MATERIAL FOR THIS TASK:
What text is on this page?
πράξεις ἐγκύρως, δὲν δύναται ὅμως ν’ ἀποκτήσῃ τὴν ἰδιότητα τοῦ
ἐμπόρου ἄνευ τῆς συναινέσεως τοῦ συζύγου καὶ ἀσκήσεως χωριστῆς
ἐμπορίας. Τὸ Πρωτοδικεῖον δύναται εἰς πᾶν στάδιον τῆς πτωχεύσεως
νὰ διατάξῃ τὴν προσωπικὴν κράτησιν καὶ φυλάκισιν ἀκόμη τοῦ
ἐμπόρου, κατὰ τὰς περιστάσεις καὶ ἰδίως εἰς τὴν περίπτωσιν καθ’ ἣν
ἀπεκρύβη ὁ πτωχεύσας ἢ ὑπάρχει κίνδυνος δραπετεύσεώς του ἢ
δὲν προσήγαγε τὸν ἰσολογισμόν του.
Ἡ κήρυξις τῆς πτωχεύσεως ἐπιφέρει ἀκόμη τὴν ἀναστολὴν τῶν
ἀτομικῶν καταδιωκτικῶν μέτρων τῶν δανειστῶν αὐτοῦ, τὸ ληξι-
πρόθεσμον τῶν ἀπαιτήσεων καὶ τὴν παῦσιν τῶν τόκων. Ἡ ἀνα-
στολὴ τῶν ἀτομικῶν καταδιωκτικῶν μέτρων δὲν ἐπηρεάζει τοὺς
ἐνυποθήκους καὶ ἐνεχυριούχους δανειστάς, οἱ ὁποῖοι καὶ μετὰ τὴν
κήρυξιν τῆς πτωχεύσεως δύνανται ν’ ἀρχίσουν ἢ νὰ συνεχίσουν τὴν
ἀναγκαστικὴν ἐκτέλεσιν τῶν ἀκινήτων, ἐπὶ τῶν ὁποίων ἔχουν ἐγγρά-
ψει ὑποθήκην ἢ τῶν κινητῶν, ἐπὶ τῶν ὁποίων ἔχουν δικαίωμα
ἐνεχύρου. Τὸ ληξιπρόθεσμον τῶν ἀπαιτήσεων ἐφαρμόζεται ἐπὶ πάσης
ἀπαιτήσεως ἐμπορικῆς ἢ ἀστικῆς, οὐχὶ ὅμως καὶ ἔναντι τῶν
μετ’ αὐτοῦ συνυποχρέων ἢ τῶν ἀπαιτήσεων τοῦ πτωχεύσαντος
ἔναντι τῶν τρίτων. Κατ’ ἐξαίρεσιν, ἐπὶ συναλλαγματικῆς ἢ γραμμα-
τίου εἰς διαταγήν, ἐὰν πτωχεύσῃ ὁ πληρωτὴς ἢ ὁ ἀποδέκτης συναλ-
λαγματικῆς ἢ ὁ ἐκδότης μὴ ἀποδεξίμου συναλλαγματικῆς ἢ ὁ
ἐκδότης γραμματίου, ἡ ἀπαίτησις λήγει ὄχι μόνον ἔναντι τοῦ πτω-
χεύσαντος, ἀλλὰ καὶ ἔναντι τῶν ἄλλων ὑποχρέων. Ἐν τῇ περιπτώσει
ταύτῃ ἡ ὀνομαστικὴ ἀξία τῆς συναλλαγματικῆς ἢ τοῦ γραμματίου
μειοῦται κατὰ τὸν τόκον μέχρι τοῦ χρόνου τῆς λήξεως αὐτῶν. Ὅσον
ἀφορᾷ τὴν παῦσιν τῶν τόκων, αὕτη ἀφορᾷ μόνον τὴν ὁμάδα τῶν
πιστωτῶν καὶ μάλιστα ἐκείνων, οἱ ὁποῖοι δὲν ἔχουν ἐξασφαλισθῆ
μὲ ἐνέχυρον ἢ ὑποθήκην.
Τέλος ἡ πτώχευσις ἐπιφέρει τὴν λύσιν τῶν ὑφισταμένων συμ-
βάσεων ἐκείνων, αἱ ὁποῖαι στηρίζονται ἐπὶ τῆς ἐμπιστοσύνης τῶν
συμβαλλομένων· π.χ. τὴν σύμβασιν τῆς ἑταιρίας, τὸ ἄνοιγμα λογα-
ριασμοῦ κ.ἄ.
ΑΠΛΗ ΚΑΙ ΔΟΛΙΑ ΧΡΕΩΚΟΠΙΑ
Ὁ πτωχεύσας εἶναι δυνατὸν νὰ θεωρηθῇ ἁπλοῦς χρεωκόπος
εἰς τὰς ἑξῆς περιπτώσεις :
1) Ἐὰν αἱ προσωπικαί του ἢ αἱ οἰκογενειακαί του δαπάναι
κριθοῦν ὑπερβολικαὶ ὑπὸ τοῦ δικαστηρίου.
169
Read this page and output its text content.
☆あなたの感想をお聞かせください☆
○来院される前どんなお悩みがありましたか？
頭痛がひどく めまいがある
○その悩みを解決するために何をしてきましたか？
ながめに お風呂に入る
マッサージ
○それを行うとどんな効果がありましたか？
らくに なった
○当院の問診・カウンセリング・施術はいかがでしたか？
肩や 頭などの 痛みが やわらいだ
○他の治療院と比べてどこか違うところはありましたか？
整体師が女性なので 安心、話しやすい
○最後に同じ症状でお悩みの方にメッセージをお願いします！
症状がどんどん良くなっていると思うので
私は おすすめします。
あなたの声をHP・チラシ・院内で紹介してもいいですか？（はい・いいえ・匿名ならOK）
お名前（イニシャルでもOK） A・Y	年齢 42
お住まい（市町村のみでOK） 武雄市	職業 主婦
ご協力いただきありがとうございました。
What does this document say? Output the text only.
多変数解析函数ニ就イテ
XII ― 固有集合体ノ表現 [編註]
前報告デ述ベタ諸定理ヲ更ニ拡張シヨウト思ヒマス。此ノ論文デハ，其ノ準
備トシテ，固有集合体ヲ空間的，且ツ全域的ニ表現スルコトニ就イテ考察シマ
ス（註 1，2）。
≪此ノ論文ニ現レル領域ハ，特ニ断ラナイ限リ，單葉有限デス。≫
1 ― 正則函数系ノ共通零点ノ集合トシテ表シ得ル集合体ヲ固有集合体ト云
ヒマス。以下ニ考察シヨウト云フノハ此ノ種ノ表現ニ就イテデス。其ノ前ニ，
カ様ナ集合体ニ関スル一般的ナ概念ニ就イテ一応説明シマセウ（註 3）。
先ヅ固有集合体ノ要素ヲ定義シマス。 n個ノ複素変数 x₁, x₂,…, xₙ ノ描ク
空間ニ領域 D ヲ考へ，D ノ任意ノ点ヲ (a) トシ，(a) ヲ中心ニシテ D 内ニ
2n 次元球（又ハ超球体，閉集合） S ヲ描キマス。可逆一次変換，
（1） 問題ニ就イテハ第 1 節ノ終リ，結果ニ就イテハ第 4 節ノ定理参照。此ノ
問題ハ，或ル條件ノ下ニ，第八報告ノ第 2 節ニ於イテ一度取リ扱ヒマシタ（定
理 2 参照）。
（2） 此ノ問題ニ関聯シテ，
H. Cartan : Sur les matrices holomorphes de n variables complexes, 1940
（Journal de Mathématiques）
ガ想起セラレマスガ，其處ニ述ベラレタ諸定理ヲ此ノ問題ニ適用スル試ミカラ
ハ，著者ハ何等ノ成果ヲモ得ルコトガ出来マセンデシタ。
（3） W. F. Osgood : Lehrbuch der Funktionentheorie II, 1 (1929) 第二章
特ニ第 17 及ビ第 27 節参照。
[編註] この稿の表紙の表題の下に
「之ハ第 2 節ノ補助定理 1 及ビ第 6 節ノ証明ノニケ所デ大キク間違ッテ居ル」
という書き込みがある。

TASK OBJECTIVE: Lines that include the word "τόκων" are to be extracted from the data above.

ANSWER TO THIS TASK:
πρόθεσμον τῶν ἀπαιτήσεων καὶ τὴν παῦσιν τῶν τόκων. Ἡ ἀνα-
ἀφορᾷ τὴν παῦσιν τῶν τόκων, αὕτη ἀφορᾷ μόνον τὴν ὁμάδα τῶν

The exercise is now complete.